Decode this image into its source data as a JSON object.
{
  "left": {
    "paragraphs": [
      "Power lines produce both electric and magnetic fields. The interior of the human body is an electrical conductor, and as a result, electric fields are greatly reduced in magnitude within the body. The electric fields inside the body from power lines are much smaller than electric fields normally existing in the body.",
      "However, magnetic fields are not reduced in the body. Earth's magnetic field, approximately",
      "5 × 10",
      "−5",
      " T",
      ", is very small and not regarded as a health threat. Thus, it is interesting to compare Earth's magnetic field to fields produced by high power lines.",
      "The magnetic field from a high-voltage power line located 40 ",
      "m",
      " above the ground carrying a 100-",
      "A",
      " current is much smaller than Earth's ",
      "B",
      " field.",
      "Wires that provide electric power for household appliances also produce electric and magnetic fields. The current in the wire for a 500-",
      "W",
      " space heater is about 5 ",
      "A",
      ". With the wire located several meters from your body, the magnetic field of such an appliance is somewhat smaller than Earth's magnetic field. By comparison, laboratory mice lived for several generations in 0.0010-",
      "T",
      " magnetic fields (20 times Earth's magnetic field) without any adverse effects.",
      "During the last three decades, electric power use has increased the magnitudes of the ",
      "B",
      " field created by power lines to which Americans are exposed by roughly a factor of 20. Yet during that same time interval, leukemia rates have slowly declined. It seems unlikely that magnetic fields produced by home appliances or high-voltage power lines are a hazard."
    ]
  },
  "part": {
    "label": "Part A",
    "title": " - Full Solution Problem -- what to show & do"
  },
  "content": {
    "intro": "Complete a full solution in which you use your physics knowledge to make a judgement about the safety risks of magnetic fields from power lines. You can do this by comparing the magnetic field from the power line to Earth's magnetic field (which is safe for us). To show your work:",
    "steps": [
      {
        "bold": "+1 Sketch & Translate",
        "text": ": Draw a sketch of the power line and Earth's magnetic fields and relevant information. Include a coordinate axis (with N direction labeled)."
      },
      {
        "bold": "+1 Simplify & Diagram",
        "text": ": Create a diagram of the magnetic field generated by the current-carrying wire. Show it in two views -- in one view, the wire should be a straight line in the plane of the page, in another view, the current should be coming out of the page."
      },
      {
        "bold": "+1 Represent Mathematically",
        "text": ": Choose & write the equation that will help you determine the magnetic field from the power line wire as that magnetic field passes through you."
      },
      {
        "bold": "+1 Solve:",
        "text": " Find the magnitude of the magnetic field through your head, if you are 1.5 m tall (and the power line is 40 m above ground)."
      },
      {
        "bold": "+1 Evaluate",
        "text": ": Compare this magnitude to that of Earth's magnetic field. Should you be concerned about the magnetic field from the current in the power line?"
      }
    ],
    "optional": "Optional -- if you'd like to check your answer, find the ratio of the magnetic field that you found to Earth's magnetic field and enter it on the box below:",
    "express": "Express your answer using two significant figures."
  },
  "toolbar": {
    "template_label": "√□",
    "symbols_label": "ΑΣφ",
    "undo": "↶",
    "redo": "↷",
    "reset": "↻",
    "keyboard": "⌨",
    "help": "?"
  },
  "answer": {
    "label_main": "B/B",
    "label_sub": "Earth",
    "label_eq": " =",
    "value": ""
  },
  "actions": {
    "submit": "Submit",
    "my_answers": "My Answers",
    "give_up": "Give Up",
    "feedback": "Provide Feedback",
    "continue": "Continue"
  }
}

--

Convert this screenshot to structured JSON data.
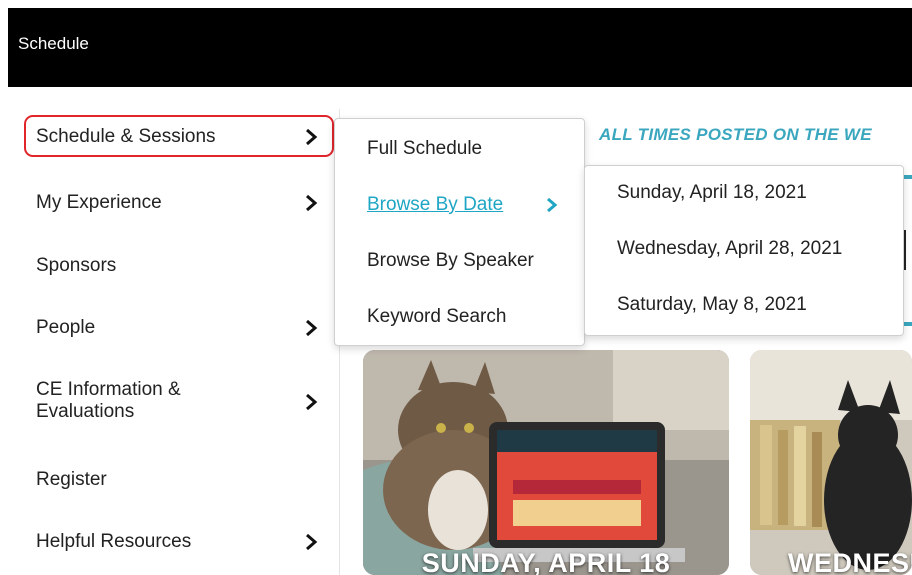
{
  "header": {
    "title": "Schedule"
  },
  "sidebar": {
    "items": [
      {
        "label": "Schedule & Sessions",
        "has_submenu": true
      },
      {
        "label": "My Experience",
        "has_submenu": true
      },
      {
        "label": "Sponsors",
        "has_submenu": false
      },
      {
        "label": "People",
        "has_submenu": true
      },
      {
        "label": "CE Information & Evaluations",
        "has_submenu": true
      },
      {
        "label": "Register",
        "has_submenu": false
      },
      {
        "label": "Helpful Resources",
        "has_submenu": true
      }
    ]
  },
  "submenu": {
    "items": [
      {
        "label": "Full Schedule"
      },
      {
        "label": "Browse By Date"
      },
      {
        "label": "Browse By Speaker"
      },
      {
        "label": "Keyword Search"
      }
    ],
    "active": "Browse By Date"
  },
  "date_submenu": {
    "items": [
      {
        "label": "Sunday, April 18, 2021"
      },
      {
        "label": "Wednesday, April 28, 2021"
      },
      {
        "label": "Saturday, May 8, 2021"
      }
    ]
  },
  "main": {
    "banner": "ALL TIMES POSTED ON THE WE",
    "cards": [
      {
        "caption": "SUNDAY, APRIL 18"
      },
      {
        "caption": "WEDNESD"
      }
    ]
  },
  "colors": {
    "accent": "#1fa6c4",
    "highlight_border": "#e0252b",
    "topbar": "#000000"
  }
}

---

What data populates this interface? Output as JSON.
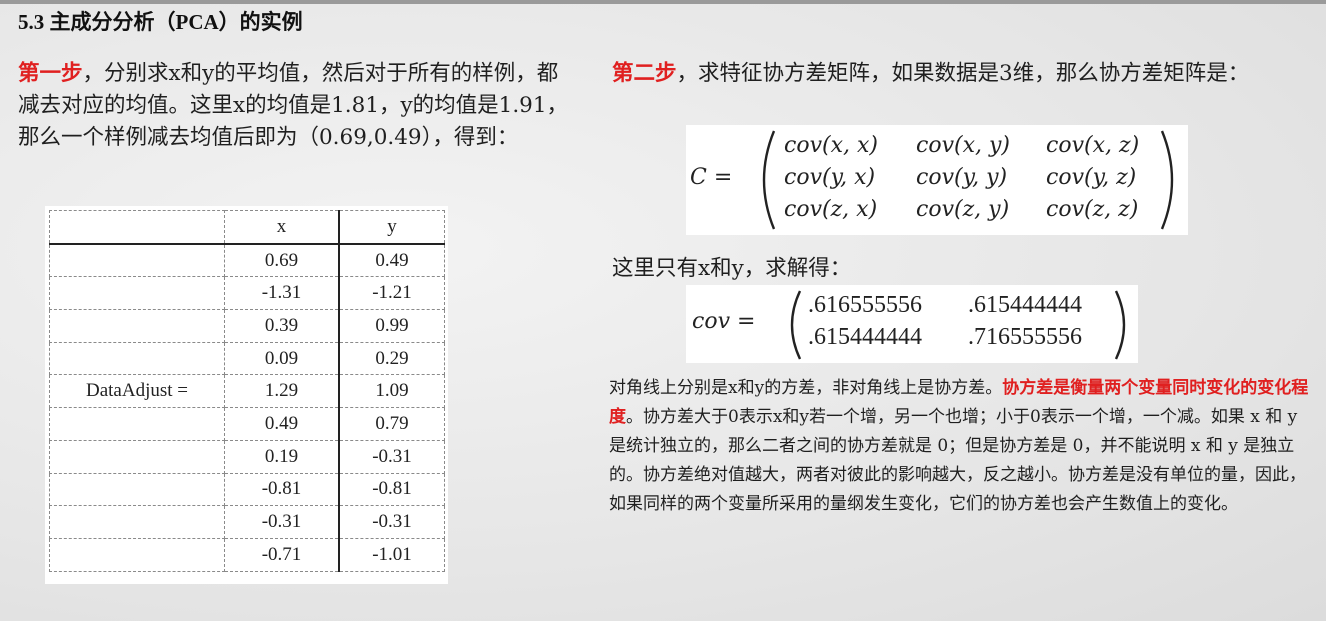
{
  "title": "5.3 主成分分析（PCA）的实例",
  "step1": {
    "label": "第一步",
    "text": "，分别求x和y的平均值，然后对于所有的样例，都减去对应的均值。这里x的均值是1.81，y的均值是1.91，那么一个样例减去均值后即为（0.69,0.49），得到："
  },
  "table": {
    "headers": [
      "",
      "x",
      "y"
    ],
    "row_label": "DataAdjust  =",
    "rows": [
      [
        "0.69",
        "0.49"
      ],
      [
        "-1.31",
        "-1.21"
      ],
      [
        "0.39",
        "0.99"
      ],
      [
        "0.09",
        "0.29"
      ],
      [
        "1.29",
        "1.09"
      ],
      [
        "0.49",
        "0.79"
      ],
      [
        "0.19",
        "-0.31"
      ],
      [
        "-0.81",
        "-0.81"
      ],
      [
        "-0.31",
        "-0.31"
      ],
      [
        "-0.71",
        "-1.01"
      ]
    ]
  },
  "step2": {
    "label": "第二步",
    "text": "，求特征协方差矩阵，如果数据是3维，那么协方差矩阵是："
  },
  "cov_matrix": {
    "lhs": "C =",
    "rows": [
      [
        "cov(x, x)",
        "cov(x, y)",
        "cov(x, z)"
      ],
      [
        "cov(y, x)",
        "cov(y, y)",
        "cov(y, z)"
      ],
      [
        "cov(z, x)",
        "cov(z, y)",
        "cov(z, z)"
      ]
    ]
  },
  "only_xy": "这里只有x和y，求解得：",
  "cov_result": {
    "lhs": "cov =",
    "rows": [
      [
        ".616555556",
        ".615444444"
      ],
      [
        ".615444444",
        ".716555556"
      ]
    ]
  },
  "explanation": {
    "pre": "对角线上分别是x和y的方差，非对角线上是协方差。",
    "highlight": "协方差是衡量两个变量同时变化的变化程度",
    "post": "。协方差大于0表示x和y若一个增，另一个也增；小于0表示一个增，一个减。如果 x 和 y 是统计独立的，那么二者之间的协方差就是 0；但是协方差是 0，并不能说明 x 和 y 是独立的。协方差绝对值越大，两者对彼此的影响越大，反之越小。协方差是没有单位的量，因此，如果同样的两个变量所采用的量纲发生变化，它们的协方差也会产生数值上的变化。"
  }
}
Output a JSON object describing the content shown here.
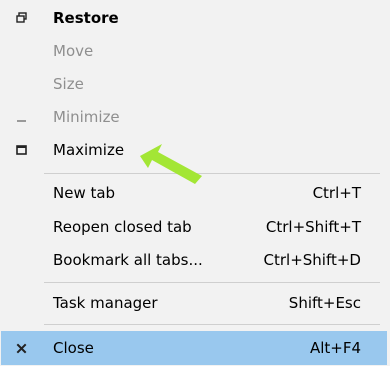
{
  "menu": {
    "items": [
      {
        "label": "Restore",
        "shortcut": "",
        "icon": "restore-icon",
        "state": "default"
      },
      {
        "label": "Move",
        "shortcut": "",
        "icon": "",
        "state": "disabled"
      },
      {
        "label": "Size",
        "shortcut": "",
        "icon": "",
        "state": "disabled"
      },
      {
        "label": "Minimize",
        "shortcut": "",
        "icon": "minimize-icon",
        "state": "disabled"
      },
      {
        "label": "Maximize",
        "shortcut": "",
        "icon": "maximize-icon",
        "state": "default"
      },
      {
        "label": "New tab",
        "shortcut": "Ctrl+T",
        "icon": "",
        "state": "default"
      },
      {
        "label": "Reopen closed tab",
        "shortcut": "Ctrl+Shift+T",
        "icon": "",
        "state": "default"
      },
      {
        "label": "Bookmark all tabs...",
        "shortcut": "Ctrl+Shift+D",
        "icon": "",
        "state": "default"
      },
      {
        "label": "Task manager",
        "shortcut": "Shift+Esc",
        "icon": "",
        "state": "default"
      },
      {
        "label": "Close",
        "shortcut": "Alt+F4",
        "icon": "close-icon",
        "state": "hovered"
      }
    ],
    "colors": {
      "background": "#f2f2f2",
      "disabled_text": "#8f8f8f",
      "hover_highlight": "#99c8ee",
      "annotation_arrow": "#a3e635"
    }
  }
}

» Instruction
Looking at the material above, count the lines that hold "title" and give the total alone.

» Answer to this exercise
3